**Problem details**
Pictures stay out of the copy; set down each line of the listing below exactly.

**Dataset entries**
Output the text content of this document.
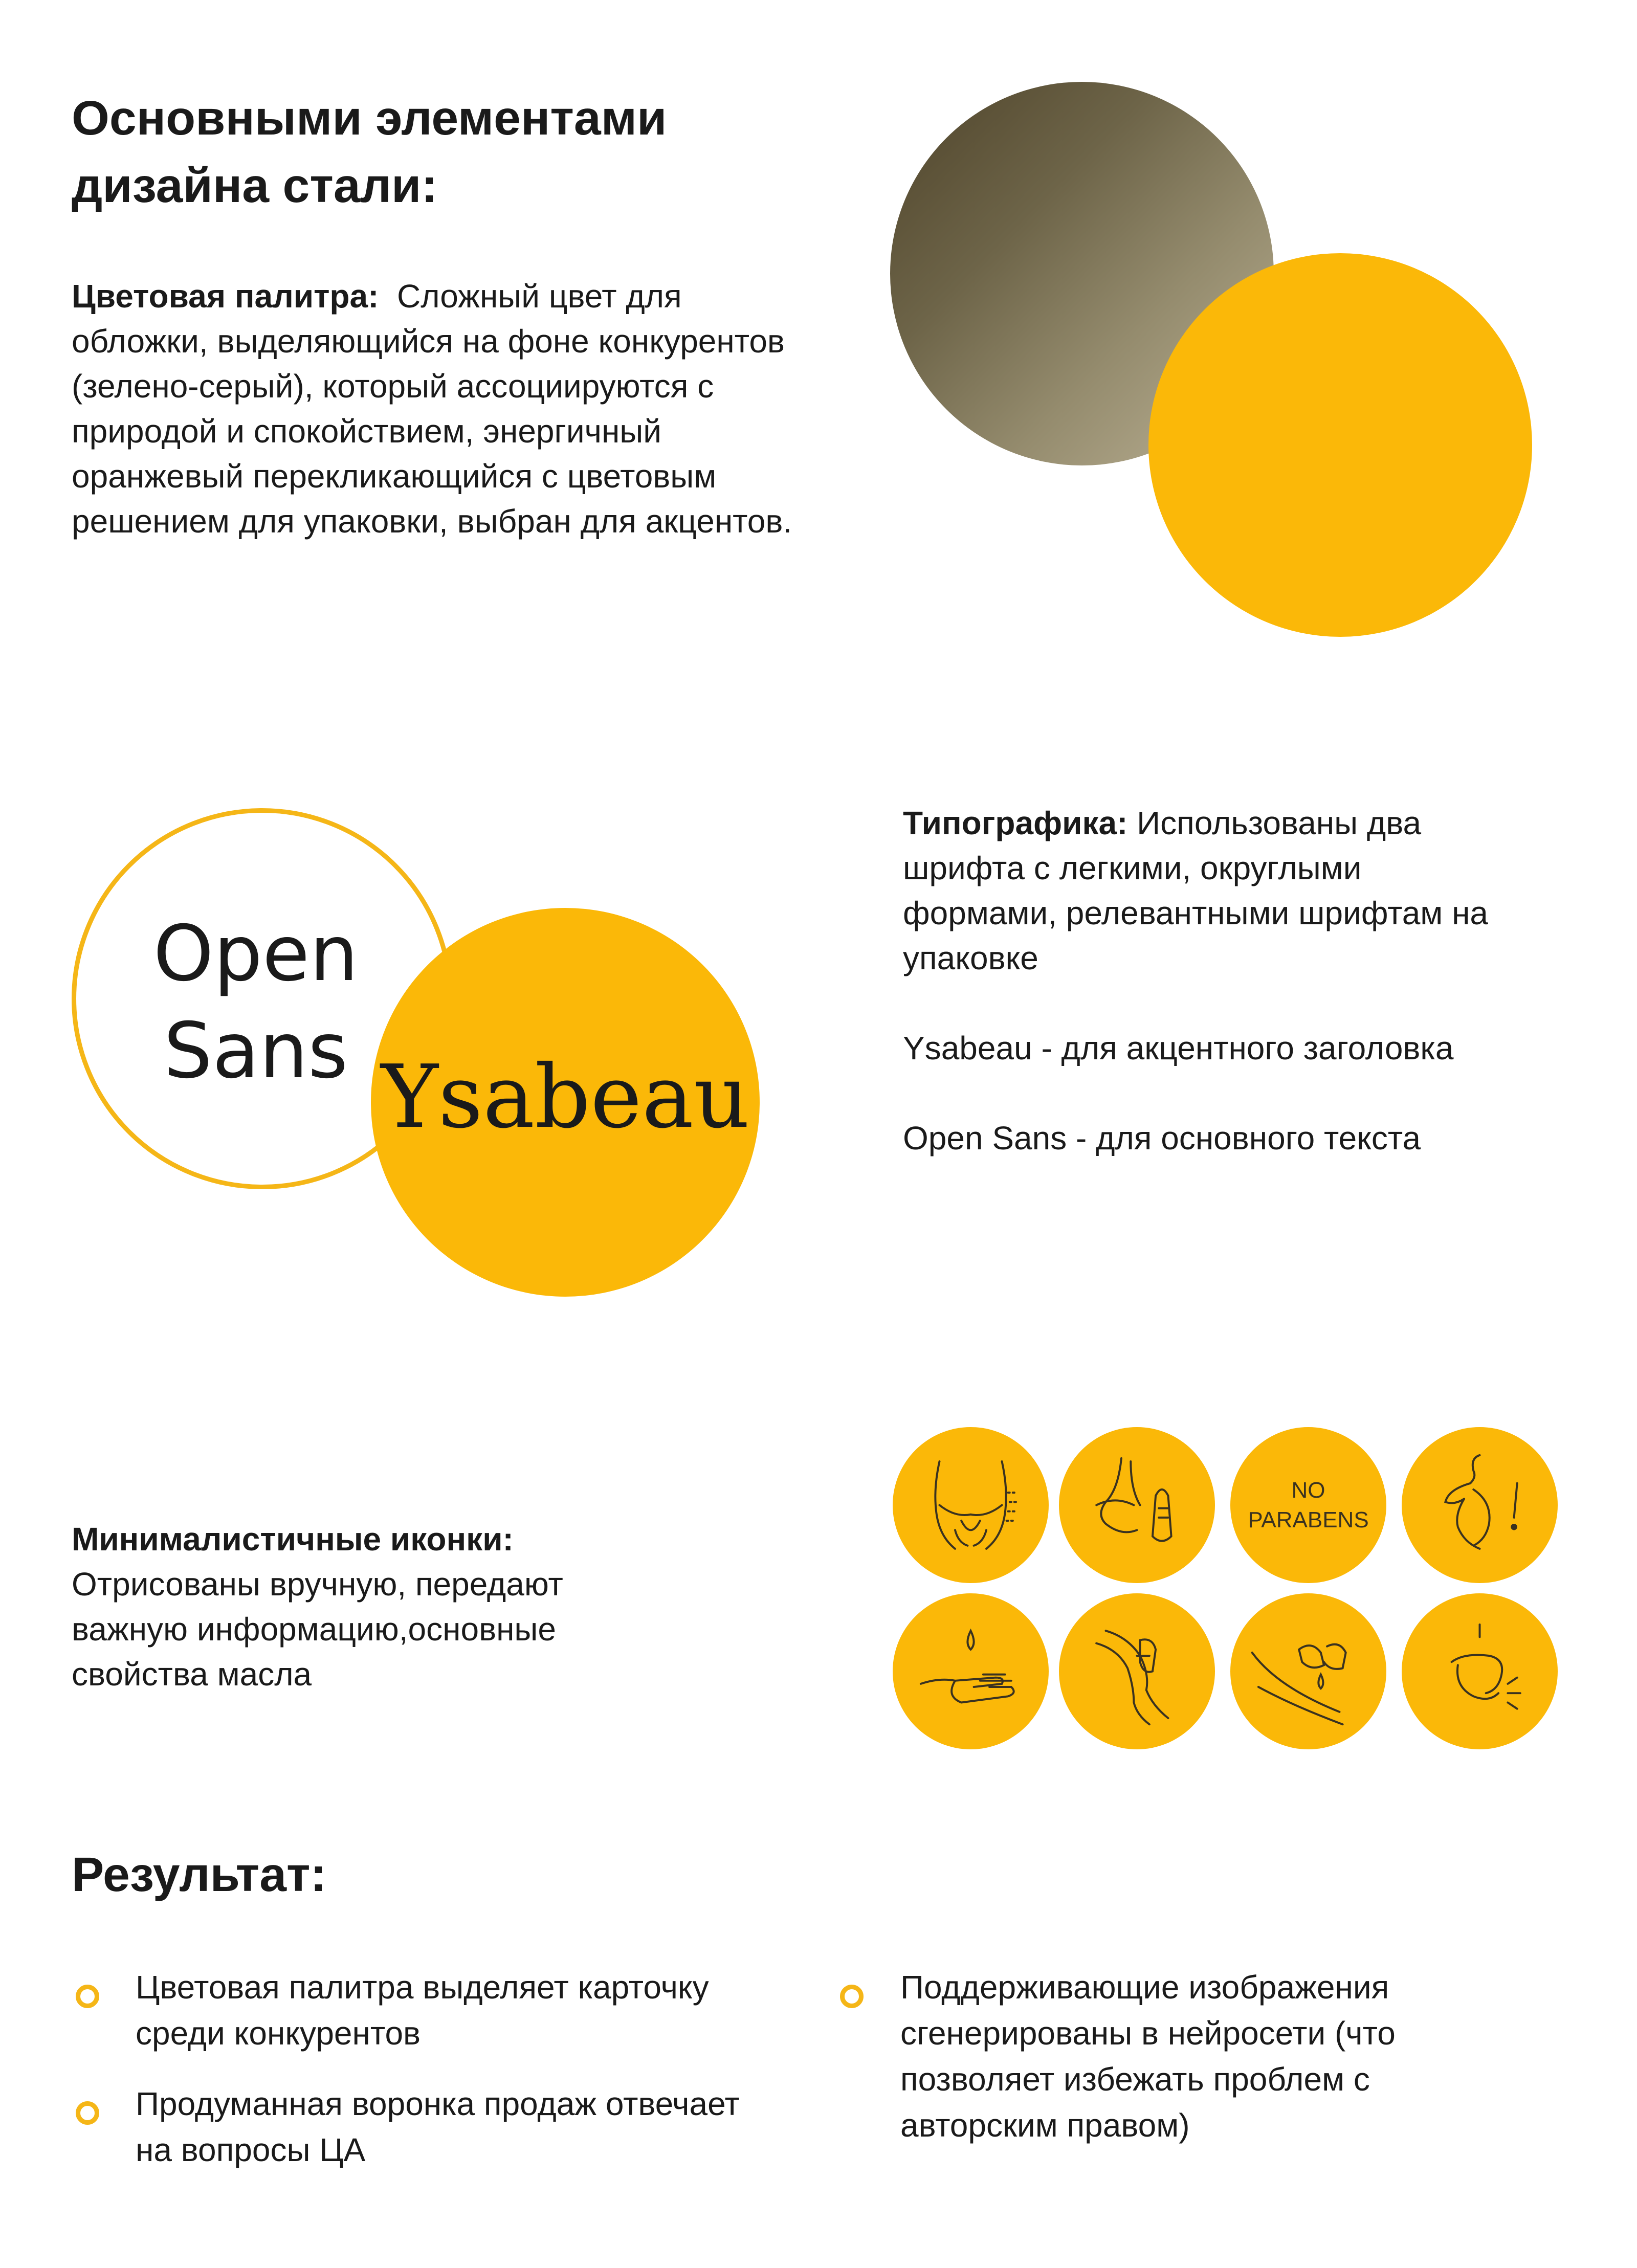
Основными элементами дизайна стали:

Цветовая палитра: Сложный цвет для обложки, выделяющийся на фоне конкурентов (зелено-серый), который ассоциируются с природой и спокойствием, энергичный оранжевый перекликающийся с цветовым решением для упаковки, выбран для акцентов.

Open Sans Ysabeau

Типографика: Использованы два шрифта с легкими, округлыми формами, релевантными шрифтам на упаковке

Ysabeau - для акцентного заголовка

Open Sans - для основного текста

Минималистичные иконки:
Отрисованы вручную, передают важную информацию,основные свойства масла

NO
PARABENS
Результат:

Цветовая палитра выделяет карточку среди конкурентов

Продуманная воронка продаж отвечает на вопросы ЦА

Поддерживающие изображения сгенерированы в нейросети (что позволяет избежать проблем с авторским правом)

**Answer for this exercise**
Output the text content of this document.
Основными элементами дизайна стали:

Цветовая палитра: Сложный цвет для обложки, выделяющийся на фоне конкурентов (зелено-серый), который ассоциируются с природой и спокойствием, энергичный оранжевый перекликающийся с цветовым решением для упаковки, выбран для акцентов.

Open Sans Ysabeau

Типографика: Использованы два шрифта с легкими, округлыми формами, релевантными шрифтам на упаковке

Ysabeau - для акцентного заголовка

Open Sans - для основного текста

Минималистичные иконки:
Отрисованы вручную, передают важную информацию,основные свойства масла

NO
PARABENS
Результат:

Цветовая палитра выделяет карточку среди конкурентов

Продуманная воронка продаж отвечает на вопросы ЦА

Поддерживающие изображения сгенерированы в нейросети (что позволяет избежать проблем с авторским правом)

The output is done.